[Your task]: Restate all of the data exactly.

[START Data supplied]

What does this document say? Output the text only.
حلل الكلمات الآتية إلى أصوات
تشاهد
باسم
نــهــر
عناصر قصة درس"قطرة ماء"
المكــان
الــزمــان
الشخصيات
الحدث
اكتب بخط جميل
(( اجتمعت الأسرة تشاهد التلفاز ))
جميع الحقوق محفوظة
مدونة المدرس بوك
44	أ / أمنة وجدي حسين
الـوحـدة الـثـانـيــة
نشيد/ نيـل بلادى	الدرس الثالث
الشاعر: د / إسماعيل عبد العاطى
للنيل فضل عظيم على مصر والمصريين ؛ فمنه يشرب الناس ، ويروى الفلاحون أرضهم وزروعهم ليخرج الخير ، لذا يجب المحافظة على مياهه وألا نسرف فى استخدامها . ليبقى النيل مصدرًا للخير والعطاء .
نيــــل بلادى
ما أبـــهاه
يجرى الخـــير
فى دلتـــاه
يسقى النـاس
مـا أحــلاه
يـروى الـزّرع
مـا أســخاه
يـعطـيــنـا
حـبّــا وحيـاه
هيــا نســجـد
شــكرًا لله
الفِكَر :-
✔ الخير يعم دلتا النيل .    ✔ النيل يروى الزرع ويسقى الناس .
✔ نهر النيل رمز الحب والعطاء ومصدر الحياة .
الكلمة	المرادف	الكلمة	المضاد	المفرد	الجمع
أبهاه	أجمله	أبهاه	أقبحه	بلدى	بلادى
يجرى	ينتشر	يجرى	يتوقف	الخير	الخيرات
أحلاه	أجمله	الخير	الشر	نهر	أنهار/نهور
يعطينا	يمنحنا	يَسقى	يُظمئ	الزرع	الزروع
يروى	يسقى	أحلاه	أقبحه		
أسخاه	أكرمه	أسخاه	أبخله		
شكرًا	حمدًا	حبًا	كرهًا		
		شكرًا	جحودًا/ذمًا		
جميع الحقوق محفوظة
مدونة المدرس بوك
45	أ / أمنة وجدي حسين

[END Data supplied]

[Problem solution]:
What does this document say? Output the text only.
حلل الكلمات الآتية إلى أصوات
تشاهد
باسم
نــهــر
عناصر قصة درس"قطرة ماء"
المكــان
الــزمــان
الشخصيات
الحدث
اكتب بخط جميل
(( اجتمعت الأسرة تشاهد التلفاز ))
جميع الحقوق محفوظة
مدونة المدرس بوك
44	أ / أمنة وجدي حسين
الـوحـدة الـثـانـيــة
نشيد/ نيـل بلادى	الدرس الثالث
الشاعر: د / إسماعيل عبد العاطى
للنيل فضل عظيم على مصر والمصريين ؛ فمنه يشرب الناس ، ويروى الفلاحون أرضهم وزروعهم ليخرج الخير ، لذا يجب المحافظة على مياهه وألا نسرف فى استخدامها . ليبقى النيل مصدرًا للخير والعطاء .
نيــــل بلادى
ما أبـــهاه
يجرى الخـــير
فى دلتـــاه
يسقى النـاس
مـا أحــلاه
يـروى الـزّرع
مـا أســخاه
يـعطـيــنـا
حـبّــا وحيـاه
هيــا نســجـد
شــكرًا لله
الفِكَر :-
✔ الخير يعم دلتا النيل .    ✔ النيل يروى الزرع ويسقى الناس .
✔ نهر النيل رمز الحب والعطاء ومصدر الحياة .
الكلمة	المرادف	الكلمة	المضاد	المفرد	الجمع
أبهاه	أجمله	أبهاه	أقبحه	بلدى	بلادى
يجرى	ينتشر	يجرى	يتوقف	الخير	الخيرات
أحلاه	أجمله	الخير	الشر	نهر	أنهار/نهور
يعطينا	يمنحنا	يَسقى	يُظمئ	الزرع	الزروع
يروى	يسقى	أحلاه	أقبحه		
أسخاه	أكرمه	أسخاه	أبخله		
شكرًا	حمدًا	حبًا	كرهًا		
		شكرًا	جحودًا/ذمًا		
جميع الحقوق محفوظة
مدونة المدرس بوك
45	أ / أمنة وجدي حسين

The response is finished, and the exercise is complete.